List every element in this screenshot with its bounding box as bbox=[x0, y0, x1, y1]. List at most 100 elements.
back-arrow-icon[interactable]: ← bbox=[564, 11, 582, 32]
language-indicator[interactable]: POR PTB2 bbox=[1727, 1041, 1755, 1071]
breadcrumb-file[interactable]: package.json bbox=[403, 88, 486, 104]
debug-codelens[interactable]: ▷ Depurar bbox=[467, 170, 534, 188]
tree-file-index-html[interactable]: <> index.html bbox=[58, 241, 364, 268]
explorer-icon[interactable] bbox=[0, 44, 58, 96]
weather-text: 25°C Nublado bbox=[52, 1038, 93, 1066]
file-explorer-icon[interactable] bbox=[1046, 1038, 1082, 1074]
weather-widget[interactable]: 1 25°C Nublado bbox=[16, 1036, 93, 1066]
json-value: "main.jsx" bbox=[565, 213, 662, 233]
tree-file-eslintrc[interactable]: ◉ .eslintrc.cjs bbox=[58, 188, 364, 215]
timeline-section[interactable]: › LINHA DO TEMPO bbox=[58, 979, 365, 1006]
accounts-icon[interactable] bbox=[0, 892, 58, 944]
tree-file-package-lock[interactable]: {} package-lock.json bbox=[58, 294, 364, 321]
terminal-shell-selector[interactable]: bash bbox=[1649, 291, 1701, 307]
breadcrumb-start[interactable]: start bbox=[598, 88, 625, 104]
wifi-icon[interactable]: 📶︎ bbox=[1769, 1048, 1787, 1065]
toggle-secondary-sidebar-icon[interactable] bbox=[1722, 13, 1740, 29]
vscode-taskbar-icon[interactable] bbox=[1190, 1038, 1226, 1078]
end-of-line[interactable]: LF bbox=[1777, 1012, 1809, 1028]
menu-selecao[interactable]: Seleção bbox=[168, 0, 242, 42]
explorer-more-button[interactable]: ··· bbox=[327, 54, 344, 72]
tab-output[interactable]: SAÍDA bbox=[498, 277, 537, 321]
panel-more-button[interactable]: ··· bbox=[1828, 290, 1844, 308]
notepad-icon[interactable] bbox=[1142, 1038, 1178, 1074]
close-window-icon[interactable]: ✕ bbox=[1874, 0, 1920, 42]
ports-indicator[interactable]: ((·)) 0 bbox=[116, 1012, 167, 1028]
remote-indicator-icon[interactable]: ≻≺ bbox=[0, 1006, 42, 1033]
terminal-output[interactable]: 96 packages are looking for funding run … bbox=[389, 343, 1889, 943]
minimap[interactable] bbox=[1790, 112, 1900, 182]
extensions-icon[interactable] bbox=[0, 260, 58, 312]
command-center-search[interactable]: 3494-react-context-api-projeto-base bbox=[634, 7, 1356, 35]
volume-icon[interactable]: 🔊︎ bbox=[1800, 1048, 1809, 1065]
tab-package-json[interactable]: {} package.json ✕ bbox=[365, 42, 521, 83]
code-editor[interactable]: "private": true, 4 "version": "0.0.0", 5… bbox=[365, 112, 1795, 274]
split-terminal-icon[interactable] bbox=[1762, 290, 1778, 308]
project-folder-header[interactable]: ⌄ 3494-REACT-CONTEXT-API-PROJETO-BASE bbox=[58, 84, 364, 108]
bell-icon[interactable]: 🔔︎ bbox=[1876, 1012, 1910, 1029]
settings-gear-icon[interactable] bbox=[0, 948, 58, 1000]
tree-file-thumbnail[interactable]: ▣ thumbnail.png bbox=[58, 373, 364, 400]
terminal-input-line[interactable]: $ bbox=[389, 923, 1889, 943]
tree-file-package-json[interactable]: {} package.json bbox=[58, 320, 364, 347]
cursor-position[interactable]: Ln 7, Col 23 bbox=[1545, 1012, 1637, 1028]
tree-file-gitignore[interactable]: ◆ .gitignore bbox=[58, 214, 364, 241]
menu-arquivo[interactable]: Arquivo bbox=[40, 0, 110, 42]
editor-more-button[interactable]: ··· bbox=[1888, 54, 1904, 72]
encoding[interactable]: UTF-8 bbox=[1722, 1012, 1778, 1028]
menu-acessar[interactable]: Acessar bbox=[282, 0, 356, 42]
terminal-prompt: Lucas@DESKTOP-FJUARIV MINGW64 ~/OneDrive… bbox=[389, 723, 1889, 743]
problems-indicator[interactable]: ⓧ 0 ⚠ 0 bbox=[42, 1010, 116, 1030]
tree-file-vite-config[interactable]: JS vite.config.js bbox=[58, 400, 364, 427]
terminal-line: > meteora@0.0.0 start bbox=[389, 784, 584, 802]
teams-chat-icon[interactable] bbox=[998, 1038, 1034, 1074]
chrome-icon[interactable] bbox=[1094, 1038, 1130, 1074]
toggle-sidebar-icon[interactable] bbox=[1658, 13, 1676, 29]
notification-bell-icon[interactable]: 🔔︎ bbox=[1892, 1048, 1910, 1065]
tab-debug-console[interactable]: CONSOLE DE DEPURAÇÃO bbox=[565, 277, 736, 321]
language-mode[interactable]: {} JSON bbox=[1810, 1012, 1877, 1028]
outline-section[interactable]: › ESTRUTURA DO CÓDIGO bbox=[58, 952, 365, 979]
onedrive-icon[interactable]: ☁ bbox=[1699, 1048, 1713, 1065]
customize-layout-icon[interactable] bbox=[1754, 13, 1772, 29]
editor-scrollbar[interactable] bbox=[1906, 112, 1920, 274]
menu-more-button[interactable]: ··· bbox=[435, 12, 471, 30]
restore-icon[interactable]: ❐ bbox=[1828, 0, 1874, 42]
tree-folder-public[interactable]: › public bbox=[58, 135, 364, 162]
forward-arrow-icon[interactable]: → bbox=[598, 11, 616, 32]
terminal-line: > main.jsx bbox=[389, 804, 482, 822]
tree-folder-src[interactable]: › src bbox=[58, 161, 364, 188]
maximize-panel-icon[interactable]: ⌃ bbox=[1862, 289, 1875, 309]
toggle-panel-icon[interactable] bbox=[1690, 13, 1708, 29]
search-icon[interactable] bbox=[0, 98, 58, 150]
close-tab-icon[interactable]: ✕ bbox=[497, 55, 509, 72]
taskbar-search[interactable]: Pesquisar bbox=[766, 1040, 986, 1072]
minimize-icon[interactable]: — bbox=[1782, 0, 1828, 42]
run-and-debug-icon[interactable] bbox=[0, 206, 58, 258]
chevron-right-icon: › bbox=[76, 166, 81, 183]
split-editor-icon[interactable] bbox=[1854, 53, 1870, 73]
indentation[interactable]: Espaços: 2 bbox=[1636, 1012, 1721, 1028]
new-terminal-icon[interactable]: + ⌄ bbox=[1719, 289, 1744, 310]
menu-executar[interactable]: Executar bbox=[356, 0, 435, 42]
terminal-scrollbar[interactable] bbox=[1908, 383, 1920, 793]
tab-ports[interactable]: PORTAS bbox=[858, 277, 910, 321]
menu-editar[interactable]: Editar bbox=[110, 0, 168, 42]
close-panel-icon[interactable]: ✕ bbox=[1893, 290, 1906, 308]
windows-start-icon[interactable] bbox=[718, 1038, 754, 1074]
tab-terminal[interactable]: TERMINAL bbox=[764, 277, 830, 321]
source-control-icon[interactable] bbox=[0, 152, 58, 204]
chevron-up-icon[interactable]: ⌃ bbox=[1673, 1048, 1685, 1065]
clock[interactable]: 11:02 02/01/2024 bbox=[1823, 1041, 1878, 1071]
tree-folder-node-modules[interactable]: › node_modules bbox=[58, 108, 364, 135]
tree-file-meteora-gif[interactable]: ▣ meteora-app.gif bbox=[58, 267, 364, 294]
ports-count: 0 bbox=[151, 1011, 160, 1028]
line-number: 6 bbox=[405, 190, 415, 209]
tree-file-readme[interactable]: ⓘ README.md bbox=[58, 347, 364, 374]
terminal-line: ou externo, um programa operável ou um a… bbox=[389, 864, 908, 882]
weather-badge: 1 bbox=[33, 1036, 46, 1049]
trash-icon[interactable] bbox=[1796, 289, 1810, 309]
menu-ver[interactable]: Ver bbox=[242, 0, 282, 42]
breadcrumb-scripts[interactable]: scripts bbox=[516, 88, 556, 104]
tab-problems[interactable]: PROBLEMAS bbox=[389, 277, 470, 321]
══════════
Write out the entries above without any change, starting at the first line of the entries and stopping after the line that contains "language-indicator[interactable]: POR PTB2".

* _Full output_:
List every element in this screenshot with its bounding box as bbox=[x0, y0, x1, y1]. List at most 100 elements.
back-arrow-icon[interactable]: ← bbox=[564, 11, 582, 32]
language-indicator[interactable]: POR PTB2 bbox=[1727, 1041, 1755, 1071]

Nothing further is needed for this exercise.